### THE INPUT
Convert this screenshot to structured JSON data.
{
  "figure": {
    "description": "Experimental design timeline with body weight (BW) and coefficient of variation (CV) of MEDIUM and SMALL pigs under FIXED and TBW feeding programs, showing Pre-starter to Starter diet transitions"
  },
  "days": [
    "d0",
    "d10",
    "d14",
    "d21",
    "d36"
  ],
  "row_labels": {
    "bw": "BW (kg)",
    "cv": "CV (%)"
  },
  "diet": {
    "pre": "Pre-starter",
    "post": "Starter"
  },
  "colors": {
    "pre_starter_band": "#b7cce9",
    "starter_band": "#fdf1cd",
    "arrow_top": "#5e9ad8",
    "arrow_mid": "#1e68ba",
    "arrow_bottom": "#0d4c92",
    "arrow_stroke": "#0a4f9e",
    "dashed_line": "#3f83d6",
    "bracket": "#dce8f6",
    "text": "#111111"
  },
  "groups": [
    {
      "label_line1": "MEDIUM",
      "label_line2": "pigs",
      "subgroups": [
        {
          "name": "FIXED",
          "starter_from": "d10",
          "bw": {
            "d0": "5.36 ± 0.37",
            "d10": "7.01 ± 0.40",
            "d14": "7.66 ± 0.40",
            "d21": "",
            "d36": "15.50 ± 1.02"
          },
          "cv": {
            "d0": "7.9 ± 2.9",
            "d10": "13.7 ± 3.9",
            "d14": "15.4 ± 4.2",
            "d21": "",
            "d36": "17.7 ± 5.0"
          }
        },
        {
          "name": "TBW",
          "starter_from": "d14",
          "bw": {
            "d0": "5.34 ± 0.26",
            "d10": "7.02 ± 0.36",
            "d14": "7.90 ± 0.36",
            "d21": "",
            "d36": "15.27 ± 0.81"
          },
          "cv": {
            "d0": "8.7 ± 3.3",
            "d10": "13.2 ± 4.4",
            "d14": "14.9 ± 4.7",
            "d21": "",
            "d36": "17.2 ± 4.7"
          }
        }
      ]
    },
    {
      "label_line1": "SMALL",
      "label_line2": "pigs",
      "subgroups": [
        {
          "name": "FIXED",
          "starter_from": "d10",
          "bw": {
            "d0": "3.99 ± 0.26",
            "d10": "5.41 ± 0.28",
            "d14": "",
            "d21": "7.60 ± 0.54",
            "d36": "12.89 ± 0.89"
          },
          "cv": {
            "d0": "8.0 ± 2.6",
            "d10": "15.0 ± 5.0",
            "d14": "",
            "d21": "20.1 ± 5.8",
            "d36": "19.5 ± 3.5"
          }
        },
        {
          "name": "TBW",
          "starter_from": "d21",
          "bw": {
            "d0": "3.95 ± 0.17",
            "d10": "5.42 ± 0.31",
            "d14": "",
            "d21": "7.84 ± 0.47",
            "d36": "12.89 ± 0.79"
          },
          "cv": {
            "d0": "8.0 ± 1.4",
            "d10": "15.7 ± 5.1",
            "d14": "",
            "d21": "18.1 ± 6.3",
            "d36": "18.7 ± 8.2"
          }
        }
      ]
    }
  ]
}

### TO DO
Write out the entries above once more, without altering anything.

### EXERCISE RESPONSE
Convert this screenshot to structured JSON data.
{
  "figure": {
    "description": "Experimental design timeline with body weight (BW) and coefficient of variation (CV) of MEDIUM and SMALL pigs under FIXED and TBW feeding programs, showing Pre-starter to Starter diet transitions"
  },
  "days": [
    "d0",
    "d10",
    "d14",
    "d21",
    "d36"
  ],
  "row_labels": {
    "bw": "BW (kg)",
    "cv": "CV (%)"
  },
  "diet": {
    "pre": "Pre-starter",
    "post": "Starter"
  },
  "colors": {
    "pre_starter_band": "#b7cce9",
    "starter_band": "#fdf1cd",
    "arrow_top": "#5e9ad8",
    "arrow_mid": "#1e68ba",
    "arrow_bottom": "#0d4c92",
    "arrow_stroke": "#0a4f9e",
    "dashed_line": "#3f83d6",
    "bracket": "#dce8f6",
    "text": "#111111"
  },
  "groups": [
    {
      "label_line1": "MEDIUM",
      "label_line2": "pigs",
      "subgroups": [
        {
          "name": "FIXED",
          "starter_from": "d10",
          "bw": {
            "d0": "5.36 ± 0.37",
            "d10": "7.01 ± 0.40",
            "d14": "7.66 ± 0.40",
            "d21": "",
            "d36": "15.50 ± 1.02"
          },
          "cv": {
            "d0": "7.9 ± 2.9",
            "d10": "13.7 ± 3.9",
            "d14": "15.4 ± 4.2",
            "d21": "",
            "d36": "17.7 ± 5.0"
          }
        },
        {
          "name": "TBW",
          "starter_from": "d14",
          "bw": {
            "d0": "5.34 ± 0.26",
            "d10": "7.02 ± 0.36",
            "d14": "7.90 ± 0.36",
            "d21": "",
            "d36": "15.27 ± 0.81"
          },
          "cv": {
            "d0": "8.7 ± 3.3",
            "d10": "13.2 ± 4.4",
            "d14": "14.9 ± 4.7",
            "d21": "",
            "d36": "17.2 ± 4.7"
          }
        }
      ]
    },
    {
      "label_line1": "SMALL",
      "label_line2": "pigs",
      "subgroups": [
        {
          "name": "FIXED",
          "starter_from": "d10",
          "bw": {
            "d0": "3.99 ± 0.26",
            "d10": "5.41 ± 0.28",
            "d14": "",
            "d21": "7.60 ± 0.54",
            "d36": "12.89 ± 0.89"
          },
          "cv": {
            "d0": "8.0 ± 2.6",
            "d10": "15.0 ± 5.0",
            "d14": "",
            "d21": "20.1 ± 5.8",
            "d36": "19.5 ± 3.5"
          }
        },
        {
          "name": "TBW",
          "starter_from": "d21",
          "bw": {
            "d0": "3.95 ± 0.17",
            "d10": "5.42 ± 0.31",
            "d14": "",
            "d21": "7.84 ± 0.47",
            "d36": "12.89 ± 0.79"
          },
          "cv": {
            "d0": "8.0 ± 1.4",
            "d10": "15.7 ± 5.1",
            "d14": "",
            "d21": "18.1 ± 6.3",
            "d36": "18.7 ± 8.2"
          }
        }
      ]
    }
  ]
}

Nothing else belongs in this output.